REQUIRED TASK ::
Copy each line of the data below with the word "this".
----
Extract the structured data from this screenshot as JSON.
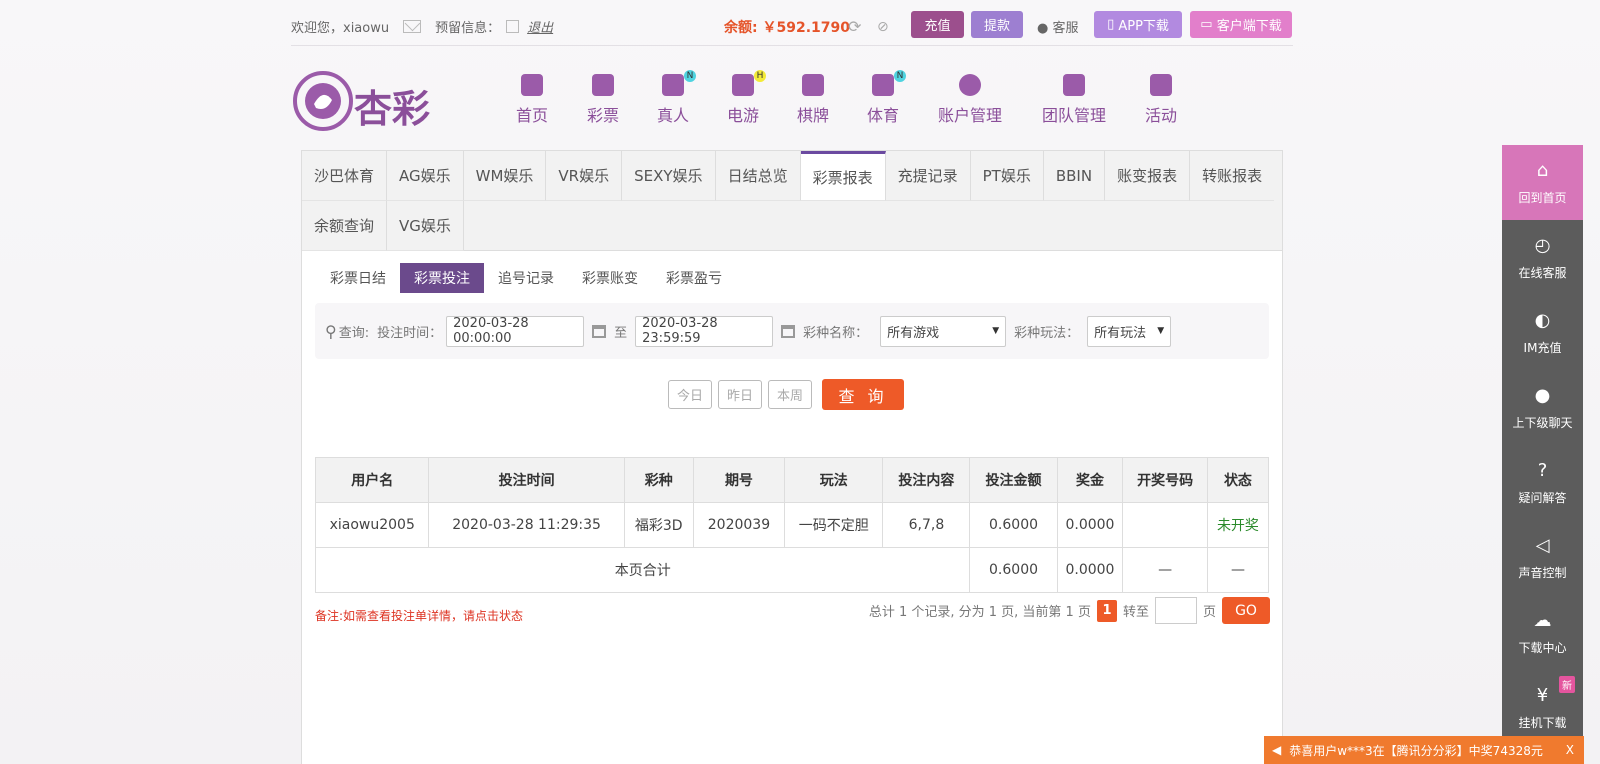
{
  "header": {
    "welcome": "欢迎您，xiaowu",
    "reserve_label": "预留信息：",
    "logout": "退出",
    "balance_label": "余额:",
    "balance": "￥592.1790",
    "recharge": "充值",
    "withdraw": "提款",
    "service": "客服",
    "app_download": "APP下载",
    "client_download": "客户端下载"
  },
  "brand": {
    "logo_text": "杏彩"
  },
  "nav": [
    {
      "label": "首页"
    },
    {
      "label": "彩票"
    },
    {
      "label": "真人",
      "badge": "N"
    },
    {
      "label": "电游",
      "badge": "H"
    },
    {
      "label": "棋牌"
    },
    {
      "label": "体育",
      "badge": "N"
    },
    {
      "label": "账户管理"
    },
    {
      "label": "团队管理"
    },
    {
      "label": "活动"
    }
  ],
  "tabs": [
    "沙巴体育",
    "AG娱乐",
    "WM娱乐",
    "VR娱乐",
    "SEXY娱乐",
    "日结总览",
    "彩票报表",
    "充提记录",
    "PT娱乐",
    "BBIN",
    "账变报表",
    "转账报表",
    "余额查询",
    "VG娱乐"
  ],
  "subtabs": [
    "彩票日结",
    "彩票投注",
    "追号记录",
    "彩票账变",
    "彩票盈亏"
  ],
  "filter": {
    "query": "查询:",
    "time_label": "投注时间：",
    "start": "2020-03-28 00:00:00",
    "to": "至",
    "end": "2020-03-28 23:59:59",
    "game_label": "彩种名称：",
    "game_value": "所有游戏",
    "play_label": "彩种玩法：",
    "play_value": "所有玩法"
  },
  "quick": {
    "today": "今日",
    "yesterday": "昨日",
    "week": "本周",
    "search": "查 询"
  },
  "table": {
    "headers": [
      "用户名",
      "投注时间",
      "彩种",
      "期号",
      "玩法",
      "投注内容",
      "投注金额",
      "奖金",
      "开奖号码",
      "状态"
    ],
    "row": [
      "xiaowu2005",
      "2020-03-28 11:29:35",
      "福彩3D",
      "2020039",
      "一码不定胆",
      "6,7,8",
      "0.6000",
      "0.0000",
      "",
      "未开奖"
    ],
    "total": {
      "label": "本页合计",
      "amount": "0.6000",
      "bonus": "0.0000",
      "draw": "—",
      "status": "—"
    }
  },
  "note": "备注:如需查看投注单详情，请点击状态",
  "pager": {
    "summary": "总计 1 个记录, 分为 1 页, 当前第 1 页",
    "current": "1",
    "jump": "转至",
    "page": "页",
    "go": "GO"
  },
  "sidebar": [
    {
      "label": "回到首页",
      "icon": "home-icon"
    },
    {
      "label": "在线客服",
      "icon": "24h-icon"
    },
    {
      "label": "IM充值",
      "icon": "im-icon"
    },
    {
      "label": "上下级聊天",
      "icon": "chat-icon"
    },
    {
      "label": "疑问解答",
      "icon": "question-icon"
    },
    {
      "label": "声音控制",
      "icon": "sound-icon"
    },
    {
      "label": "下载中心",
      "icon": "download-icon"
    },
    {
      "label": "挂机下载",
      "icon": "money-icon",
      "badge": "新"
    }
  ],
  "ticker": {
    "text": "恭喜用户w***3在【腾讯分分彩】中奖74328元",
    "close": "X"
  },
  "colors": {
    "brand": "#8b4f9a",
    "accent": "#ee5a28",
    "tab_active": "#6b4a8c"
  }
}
----
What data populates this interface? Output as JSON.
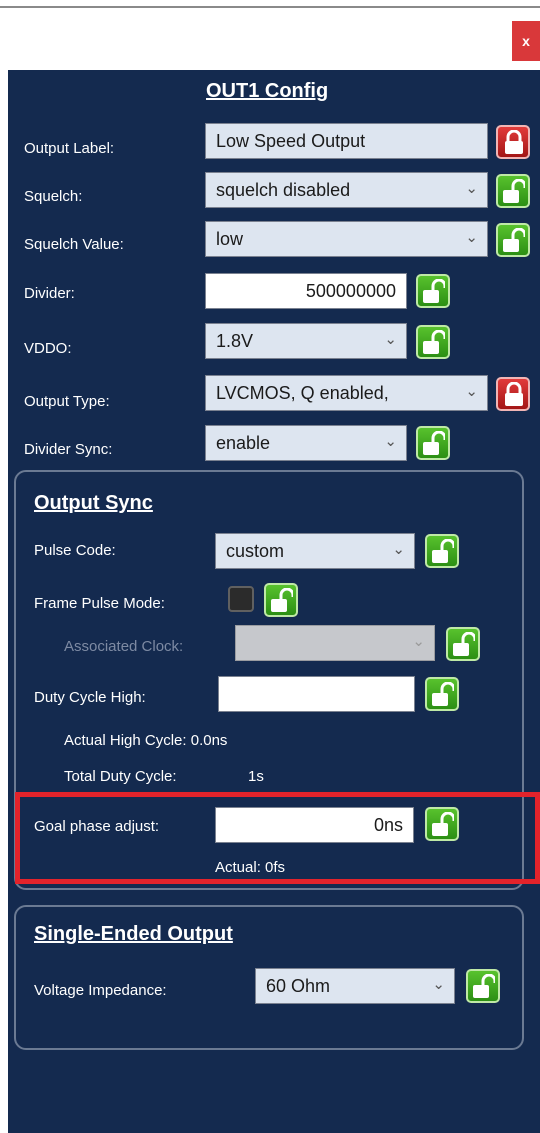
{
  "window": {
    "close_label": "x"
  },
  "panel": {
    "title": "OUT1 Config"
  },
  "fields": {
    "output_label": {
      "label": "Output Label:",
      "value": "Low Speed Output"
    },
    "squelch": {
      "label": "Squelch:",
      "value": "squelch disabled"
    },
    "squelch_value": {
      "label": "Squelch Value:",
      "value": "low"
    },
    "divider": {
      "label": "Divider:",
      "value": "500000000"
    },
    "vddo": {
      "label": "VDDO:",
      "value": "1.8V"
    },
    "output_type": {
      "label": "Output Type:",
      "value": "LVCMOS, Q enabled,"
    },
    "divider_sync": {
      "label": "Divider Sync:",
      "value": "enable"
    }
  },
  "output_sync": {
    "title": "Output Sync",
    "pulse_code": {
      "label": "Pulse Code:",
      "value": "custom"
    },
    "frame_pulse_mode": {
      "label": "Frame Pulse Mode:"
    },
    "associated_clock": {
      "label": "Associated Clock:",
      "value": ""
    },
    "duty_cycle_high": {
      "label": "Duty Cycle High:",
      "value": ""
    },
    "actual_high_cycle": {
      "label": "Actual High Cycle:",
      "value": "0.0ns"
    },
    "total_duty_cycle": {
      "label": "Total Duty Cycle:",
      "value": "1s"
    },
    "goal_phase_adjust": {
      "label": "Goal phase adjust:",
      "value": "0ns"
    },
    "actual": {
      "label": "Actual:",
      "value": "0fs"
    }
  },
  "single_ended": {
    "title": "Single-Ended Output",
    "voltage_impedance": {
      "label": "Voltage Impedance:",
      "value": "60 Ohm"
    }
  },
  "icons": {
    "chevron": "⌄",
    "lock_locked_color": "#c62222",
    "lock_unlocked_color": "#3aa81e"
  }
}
----
SOLUTION BELOW ::
Extract the structured data from this screenshot as JSON.
What data populates this interface? Output as JSON.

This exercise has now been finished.